#### EXCERTO DO DOCUMENTO
Exactamente por ser óbvio que alguém com os poderes do Super-Homem seria capaz de pôr termo a uma guerra em poucos minutos, que, ao contrário do que acontece por exemplo com o Capitão América, a participação do Homem de Aço na Segunda Guerra Mundial se limitou à frente interna, com excepção de algumas capas, bastante mais patrióticas do que o conteúdo das respectivas revistas, e de  uma curiosa história de duas páginas publicada em 1940 na revista Look, chamada precisamente How Superman Would Win the War,  em que o Homem de Aço rapta Hitler e Stalin e leva-os para a Suíça para serem julgados pelo Tribunal da Sociedade das Nações.
Apesar de, naturalmente, não se integrar na continuidade da série, o impacto desta história chegou até à Alemanha nazi, onde motivou um artigo no Das Schwarze Korps, o jornal das SS., em que o Super-Homem é acusado de "ignorar as leis da física" e de corromper a mente das crianças americanas, e os seus autores, um dos quais, apresentado como sendo "um indivíduo intelectualmente e fisicamente circuncisado" de roubarem a ideia do Super-Homem aos ideais da raça superior ariana...

#### OBJETIVO A
Responda às seguintes perguntas com base no texto sobre o Super-Homem na Segunda Guerra Mundial.
(i) Em que ano e em que revista foi publicada a história de duas páginas "How Superman Would Win the War"?
(ii) Para que país leva o Homem de Aço Hitler e Stalin nessa história, e por que tribunal devem ser julgados?
(iii) Em que jornal da Alemanha nazi saiu o artigo motivado por essa história?
#### OBJETIVO B
Copie do texto sobre o Super-Homem na Segunda Guerra Mundial, sem qualquer alteração, o trecho que vai de "Apesar de, naturalmente, não" até "raça superior ariana...".

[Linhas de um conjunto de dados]
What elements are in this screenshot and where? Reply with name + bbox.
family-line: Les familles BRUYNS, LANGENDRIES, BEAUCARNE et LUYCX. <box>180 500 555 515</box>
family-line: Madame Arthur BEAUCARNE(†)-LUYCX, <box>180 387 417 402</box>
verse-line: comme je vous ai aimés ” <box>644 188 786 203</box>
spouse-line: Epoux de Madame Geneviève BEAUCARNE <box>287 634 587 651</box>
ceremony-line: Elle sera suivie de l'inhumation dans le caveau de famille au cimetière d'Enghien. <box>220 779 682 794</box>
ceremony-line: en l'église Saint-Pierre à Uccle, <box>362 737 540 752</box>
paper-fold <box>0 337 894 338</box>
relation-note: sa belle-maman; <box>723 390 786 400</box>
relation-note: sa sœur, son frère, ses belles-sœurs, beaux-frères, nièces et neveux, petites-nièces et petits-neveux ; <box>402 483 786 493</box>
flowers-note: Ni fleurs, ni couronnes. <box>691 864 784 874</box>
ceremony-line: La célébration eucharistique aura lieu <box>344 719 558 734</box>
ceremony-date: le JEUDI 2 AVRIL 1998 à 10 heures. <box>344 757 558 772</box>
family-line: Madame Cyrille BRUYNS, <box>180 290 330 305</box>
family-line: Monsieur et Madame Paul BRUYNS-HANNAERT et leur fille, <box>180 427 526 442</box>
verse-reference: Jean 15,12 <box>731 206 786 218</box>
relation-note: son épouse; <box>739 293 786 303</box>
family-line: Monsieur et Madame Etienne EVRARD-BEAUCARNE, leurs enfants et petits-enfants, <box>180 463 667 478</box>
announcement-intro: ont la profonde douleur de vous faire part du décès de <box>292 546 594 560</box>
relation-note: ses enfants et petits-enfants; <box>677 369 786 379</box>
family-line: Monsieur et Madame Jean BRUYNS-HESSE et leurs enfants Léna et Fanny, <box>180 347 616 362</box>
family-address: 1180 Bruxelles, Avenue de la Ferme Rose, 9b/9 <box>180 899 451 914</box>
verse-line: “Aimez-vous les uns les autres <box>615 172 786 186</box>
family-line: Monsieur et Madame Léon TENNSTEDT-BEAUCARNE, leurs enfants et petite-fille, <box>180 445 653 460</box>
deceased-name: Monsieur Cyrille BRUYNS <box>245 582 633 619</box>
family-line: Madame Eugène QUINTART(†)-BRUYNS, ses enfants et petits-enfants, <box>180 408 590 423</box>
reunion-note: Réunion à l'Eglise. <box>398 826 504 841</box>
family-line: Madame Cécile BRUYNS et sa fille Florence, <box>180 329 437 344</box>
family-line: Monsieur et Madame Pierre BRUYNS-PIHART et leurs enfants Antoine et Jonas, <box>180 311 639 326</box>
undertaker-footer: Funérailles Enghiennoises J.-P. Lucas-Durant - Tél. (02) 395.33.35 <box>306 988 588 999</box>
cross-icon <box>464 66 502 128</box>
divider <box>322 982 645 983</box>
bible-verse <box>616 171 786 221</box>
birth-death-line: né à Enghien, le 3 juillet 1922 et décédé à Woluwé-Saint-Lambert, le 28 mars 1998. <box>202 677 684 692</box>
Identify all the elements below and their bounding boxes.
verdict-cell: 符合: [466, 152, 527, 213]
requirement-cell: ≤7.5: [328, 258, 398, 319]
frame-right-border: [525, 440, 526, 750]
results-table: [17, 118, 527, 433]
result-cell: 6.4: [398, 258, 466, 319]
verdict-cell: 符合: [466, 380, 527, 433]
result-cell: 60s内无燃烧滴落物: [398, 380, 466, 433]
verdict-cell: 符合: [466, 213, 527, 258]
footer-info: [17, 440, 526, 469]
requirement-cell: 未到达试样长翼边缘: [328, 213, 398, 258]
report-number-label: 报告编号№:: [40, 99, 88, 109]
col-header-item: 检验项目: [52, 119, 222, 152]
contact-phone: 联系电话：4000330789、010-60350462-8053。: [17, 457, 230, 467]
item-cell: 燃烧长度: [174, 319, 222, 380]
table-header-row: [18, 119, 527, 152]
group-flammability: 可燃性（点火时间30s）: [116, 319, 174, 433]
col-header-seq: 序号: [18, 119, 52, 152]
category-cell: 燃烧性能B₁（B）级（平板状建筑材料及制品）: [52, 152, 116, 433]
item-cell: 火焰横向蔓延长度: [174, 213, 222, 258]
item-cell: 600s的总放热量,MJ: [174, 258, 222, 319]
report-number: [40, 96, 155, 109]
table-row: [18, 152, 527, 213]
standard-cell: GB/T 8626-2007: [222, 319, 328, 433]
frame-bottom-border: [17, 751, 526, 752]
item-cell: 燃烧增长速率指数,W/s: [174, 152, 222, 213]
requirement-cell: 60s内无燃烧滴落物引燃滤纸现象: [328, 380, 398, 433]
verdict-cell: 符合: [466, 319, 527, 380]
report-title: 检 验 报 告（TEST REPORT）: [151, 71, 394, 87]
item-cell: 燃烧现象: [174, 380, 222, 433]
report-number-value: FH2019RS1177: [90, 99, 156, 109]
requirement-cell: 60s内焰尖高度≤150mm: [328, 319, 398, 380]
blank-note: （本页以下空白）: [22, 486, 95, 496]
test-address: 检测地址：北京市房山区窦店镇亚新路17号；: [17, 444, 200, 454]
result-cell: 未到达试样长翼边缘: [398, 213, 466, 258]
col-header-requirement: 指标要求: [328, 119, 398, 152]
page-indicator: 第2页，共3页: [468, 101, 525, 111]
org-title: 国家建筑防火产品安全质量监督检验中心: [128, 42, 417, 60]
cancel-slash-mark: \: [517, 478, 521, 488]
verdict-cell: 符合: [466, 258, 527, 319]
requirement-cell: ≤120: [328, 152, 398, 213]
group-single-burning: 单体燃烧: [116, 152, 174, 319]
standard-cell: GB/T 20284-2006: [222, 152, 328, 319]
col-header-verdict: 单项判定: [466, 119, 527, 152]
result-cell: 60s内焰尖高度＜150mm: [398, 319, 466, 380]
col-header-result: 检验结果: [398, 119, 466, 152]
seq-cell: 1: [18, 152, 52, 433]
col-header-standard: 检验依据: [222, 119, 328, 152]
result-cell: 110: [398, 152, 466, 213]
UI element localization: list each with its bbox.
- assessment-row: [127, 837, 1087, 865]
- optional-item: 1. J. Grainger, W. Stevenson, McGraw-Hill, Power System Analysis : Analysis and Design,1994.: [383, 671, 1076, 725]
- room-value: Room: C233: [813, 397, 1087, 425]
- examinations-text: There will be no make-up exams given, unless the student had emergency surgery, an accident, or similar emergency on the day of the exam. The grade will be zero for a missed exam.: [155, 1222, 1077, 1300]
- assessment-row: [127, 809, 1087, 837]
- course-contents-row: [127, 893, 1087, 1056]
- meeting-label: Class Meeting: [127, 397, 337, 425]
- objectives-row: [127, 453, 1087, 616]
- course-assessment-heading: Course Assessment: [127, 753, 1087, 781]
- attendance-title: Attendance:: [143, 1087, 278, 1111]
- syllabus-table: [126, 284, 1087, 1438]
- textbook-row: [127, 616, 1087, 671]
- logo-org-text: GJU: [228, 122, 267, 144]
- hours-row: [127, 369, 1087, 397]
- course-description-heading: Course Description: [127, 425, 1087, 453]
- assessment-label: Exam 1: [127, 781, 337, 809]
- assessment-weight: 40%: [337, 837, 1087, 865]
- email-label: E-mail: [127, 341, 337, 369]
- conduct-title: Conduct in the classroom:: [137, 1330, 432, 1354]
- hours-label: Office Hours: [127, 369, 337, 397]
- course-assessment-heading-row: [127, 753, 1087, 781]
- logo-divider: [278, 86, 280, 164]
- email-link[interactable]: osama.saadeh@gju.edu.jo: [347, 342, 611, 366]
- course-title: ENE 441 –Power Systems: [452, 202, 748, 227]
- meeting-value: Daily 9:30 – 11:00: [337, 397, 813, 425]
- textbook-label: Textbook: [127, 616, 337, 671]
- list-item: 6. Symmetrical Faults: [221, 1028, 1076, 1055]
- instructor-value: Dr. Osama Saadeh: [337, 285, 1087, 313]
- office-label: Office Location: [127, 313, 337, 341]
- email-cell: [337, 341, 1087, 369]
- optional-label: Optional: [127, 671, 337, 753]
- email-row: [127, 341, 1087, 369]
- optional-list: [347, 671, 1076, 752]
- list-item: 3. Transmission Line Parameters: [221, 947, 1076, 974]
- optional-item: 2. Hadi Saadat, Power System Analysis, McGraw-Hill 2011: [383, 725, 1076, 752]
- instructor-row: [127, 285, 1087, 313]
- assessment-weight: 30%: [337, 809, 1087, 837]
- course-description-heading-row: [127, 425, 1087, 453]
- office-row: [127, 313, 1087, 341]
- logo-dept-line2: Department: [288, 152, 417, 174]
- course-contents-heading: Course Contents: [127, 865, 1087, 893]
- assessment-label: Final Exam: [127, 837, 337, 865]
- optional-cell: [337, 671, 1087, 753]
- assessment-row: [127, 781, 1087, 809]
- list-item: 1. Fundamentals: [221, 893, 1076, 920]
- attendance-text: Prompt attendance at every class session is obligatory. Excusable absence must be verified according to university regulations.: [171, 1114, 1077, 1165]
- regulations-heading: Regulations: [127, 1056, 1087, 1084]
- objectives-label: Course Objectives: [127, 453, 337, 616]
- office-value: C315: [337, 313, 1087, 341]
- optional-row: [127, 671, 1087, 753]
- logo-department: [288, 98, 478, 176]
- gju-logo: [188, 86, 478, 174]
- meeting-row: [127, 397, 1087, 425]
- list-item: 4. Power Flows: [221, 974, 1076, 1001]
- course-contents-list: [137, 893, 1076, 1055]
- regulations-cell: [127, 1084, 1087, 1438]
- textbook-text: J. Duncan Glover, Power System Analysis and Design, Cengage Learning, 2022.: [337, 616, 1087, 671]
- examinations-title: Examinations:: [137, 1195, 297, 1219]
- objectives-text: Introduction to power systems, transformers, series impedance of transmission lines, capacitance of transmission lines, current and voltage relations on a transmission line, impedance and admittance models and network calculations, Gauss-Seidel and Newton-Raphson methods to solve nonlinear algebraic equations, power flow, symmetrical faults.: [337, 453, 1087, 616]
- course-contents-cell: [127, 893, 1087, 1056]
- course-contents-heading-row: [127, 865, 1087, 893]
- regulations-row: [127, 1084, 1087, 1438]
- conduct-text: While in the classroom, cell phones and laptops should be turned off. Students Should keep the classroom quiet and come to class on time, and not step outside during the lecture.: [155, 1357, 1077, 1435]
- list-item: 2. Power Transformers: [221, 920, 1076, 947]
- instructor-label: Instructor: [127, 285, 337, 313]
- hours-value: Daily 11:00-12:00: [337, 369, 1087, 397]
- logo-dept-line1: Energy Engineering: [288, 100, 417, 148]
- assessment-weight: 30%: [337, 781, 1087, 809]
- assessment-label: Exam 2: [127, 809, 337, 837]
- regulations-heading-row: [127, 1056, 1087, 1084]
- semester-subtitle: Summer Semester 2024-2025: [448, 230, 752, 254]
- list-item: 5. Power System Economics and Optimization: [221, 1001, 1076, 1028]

#### RESPOSTA ESCRITA A
(i) Em 1940, na revista Look.
(ii) Para a Suíça, para serem julgados pelo Tribunal da Sociedade das Nações.
(iii) No Das Schwarze Korps, o jornal das SS.

#### RESPOSTA ESCRITA B
Apesar de, naturalmente, não se integrar na continuidade da série, o impacto desta história chegou até à Alemanha nazi, onde motivou um artigo no Das Schwarze Korps, o jornal das SS., em que o Super-Homem é acusado de "ignorar as leis da física" e de corromper a mente das crianças americanas, e os seus autores, um dos quais, apresentado como sendo "um indivíduo intelectualmente e fisicamente circuncisado" de roubarem a ideia do Super-Homem aos ideais da raça superior ariana...